### [THE TASK]
Find the lines with the string "Installed" and return them.

### [INPUT RECORDS]
+-------+

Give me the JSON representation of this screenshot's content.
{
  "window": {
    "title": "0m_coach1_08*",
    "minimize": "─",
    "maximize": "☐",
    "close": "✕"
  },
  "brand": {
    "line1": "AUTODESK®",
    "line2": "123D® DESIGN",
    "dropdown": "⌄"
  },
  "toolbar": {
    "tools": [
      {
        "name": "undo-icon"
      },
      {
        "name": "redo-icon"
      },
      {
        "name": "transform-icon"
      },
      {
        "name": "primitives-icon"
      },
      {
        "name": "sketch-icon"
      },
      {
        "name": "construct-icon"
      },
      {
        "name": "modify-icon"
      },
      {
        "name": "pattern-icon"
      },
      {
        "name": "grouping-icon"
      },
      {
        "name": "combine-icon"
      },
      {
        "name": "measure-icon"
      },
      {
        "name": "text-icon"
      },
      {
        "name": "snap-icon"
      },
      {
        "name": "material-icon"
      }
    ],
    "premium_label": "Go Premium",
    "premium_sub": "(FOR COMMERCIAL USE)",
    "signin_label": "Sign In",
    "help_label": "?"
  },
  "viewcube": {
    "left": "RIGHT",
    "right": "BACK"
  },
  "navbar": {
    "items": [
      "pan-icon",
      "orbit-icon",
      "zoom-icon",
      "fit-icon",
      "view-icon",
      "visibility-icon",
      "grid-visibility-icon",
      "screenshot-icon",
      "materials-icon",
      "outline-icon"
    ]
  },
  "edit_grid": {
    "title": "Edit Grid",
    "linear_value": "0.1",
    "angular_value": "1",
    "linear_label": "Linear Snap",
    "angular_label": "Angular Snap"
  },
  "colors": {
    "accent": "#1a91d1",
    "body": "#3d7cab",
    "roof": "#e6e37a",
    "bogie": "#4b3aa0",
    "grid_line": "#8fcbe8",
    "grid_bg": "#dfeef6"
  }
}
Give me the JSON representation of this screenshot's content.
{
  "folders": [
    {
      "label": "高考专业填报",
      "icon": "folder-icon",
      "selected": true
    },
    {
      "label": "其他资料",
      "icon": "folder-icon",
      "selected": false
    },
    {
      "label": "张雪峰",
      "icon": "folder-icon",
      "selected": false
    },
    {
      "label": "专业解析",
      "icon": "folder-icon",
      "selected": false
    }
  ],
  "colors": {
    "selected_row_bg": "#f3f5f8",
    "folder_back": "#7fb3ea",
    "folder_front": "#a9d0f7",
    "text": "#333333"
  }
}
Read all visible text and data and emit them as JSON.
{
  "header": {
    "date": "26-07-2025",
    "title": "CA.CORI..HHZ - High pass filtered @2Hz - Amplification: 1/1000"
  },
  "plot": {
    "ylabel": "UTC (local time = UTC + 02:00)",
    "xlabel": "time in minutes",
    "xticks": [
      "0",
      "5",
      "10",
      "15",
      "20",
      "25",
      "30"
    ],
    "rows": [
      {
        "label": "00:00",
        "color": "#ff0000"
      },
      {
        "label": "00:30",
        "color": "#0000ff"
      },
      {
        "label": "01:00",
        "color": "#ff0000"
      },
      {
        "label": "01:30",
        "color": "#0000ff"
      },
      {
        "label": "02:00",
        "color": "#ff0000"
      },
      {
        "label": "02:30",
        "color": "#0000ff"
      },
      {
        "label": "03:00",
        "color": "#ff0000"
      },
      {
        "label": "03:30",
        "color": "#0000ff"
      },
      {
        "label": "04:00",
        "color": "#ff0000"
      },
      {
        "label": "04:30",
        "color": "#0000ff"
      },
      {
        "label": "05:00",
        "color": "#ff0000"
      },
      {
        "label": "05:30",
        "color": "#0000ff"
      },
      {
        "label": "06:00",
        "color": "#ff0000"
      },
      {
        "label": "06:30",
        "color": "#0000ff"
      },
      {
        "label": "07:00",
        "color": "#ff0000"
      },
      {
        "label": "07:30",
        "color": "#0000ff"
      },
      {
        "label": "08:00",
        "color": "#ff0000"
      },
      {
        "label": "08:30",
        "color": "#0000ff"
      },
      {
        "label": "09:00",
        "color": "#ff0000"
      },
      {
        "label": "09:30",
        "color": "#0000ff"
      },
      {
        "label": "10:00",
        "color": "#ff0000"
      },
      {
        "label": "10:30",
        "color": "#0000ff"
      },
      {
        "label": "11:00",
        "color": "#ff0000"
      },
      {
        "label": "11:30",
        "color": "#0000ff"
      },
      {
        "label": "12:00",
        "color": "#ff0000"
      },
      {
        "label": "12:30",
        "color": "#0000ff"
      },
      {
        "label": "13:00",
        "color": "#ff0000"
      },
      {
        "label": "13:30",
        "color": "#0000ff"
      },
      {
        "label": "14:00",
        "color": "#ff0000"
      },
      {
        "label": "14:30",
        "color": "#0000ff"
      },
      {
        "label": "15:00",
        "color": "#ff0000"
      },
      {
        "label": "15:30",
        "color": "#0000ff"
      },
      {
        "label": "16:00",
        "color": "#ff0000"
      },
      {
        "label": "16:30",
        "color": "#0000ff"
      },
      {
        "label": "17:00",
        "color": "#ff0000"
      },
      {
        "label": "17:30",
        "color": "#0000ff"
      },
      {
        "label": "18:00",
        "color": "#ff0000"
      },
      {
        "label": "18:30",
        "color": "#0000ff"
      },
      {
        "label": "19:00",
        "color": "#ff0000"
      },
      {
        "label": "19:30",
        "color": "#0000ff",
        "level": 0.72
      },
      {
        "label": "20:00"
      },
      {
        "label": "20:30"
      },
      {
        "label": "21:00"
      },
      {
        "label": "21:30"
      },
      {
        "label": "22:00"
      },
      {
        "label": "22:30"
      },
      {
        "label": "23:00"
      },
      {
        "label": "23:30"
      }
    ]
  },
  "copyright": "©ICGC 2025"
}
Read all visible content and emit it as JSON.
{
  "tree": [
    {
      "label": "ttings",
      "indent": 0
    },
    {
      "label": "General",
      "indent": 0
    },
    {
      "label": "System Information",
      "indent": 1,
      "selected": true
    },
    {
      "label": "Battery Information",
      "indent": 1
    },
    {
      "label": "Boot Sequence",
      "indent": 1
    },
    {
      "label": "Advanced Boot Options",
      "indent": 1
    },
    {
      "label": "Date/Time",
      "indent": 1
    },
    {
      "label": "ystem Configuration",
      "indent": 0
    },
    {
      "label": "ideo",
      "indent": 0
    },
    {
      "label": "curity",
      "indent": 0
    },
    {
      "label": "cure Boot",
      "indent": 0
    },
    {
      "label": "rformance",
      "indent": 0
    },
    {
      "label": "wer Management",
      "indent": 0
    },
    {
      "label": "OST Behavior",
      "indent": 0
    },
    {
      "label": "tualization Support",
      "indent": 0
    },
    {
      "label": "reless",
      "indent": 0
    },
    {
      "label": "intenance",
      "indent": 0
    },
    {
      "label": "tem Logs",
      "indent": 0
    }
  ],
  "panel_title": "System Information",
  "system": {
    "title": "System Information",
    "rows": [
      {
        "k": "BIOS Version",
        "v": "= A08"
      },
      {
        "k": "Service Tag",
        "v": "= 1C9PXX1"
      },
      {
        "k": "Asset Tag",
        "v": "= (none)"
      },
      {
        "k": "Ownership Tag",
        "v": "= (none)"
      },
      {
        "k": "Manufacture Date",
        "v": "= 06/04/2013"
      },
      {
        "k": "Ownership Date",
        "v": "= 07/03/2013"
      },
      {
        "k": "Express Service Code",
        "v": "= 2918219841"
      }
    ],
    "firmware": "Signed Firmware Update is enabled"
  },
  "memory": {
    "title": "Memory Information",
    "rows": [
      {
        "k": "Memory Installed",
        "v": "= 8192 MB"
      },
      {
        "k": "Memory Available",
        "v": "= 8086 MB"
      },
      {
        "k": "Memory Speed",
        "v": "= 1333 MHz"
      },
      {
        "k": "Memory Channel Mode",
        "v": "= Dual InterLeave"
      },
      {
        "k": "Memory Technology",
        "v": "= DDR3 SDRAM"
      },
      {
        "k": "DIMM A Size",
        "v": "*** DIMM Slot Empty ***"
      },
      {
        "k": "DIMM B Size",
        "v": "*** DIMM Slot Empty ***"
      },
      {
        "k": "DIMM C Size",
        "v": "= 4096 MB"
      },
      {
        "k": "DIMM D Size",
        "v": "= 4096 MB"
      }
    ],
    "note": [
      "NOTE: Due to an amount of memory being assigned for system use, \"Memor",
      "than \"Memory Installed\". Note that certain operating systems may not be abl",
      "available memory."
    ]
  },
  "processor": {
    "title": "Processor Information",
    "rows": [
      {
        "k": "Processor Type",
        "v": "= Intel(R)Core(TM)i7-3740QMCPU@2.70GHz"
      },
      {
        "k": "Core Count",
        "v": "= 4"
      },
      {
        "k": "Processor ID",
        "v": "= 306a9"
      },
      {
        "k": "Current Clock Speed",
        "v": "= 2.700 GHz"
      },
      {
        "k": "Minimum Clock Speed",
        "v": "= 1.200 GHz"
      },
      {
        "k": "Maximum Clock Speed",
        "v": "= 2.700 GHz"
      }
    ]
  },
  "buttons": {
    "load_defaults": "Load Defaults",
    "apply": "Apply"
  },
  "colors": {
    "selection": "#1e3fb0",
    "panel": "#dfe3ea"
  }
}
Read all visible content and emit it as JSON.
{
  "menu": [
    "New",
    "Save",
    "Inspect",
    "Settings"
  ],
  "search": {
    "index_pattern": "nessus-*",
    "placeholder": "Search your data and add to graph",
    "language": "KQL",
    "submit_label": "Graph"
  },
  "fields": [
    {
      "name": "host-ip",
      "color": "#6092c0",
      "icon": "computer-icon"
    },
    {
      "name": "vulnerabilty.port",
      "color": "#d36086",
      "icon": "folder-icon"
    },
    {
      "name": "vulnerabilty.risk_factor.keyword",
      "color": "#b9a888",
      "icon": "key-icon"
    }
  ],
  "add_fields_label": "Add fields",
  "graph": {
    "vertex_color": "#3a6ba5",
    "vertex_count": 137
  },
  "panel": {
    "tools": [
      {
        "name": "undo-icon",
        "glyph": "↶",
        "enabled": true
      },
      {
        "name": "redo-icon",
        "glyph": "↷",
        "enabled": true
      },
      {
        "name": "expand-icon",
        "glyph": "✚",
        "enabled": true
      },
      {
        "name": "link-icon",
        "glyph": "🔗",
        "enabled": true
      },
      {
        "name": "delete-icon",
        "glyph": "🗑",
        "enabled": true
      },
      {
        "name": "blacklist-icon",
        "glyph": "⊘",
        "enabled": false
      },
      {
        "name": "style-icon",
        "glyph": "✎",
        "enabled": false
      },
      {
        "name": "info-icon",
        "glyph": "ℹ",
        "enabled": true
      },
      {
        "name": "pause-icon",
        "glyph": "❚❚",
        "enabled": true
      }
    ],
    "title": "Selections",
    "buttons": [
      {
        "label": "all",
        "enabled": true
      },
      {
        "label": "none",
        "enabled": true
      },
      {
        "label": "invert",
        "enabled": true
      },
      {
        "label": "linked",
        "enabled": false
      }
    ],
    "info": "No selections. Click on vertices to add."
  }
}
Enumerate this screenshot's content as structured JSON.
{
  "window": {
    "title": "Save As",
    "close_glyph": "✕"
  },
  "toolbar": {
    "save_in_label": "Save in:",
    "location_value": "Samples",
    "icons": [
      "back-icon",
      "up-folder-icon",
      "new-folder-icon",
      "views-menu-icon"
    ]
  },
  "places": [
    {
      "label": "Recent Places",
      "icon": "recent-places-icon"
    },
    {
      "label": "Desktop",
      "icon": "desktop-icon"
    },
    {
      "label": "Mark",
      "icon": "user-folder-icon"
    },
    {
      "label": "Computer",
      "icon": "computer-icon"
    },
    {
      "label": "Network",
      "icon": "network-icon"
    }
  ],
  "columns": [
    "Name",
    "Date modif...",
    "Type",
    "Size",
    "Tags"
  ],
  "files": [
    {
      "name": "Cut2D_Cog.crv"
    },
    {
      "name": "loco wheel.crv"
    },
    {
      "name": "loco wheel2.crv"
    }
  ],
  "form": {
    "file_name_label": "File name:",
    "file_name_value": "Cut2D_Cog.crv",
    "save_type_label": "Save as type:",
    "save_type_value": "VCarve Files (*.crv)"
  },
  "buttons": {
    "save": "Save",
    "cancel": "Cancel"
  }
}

+-------+

### [RESULT OF THIS EXERCISE]
        "k": "Memory Installed",
      "than \"Memory Installed\". Note that certain operating systems may not be abl",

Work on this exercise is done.